- Source records -
══════

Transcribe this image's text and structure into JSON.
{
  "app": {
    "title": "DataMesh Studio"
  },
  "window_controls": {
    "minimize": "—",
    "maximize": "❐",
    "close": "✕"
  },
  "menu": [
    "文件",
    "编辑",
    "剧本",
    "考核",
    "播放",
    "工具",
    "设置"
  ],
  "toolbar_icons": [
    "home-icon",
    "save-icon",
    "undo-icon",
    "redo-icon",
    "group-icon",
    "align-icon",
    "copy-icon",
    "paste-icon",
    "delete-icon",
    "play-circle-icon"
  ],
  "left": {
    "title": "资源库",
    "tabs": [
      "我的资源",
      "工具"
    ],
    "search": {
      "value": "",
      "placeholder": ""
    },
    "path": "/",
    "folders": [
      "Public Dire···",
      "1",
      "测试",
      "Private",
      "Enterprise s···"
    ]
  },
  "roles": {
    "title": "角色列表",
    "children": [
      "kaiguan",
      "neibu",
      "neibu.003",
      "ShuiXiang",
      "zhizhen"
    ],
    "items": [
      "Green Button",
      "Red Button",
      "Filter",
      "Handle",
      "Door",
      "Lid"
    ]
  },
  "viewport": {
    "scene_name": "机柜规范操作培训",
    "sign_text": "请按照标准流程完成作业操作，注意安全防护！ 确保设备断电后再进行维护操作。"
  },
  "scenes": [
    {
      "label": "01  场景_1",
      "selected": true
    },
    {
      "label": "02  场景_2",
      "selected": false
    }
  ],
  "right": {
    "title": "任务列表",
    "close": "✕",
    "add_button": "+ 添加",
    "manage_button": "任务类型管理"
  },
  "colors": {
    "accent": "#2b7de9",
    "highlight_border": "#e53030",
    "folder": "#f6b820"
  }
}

══════

- Job -
Print every entry exactly as it appears.

- Completed task -
Transcribe this image's text and structure into JSON.
{
  "app": {
    "title": "DataMesh Studio"
  },
  "window_controls": {
    "minimize": "—",
    "maximize": "❐",
    "close": "✕"
  },
  "menu": [
    "文件",
    "编辑",
    "剧本",
    "考核",
    "播放",
    "工具",
    "设置"
  ],
  "toolbar_icons": [
    "home-icon",
    "save-icon",
    "undo-icon",
    "redo-icon",
    "group-icon",
    "align-icon",
    "copy-icon",
    "paste-icon",
    "delete-icon",
    "play-circle-icon"
  ],
  "left": {
    "title": "资源库",
    "tabs": [
      "我的资源",
      "工具"
    ],
    "search": {
      "value": "",
      "placeholder": ""
    },
    "path": "/",
    "folders": [
      "Public Dire···",
      "1",
      "测试",
      "Private",
      "Enterprise s···"
    ]
  },
  "roles": {
    "title": "角色列表",
    "children": [
      "kaiguan",
      "neibu",
      "neibu.003",
      "ShuiXiang",
      "zhizhen"
    ],
    "items": [
      "Green Button",
      "Red Button",
      "Filter",
      "Handle",
      "Door",
      "Lid"
    ]
  },
  "viewport": {
    "scene_name": "机柜规范操作培训",
    "sign_text": "请按照标准流程完成作业操作，注意安全防护！ 确保设备断电后再进行维护操作。"
  },
  "scenes": [
    {
      "label": "01  场景_1",
      "selected": true
    },
    {
      "label": "02  场景_2",
      "selected": false
    }
  ],
  "right": {
    "title": "任务列表",
    "close": "✕",
    "add_button": "+ 添加",
    "manage_button": "任务类型管理"
  },
  "colors": {
    "accent": "#2b7de9",
    "highlight_border": "#e53030",
    "folder": "#f6b820"
  }
}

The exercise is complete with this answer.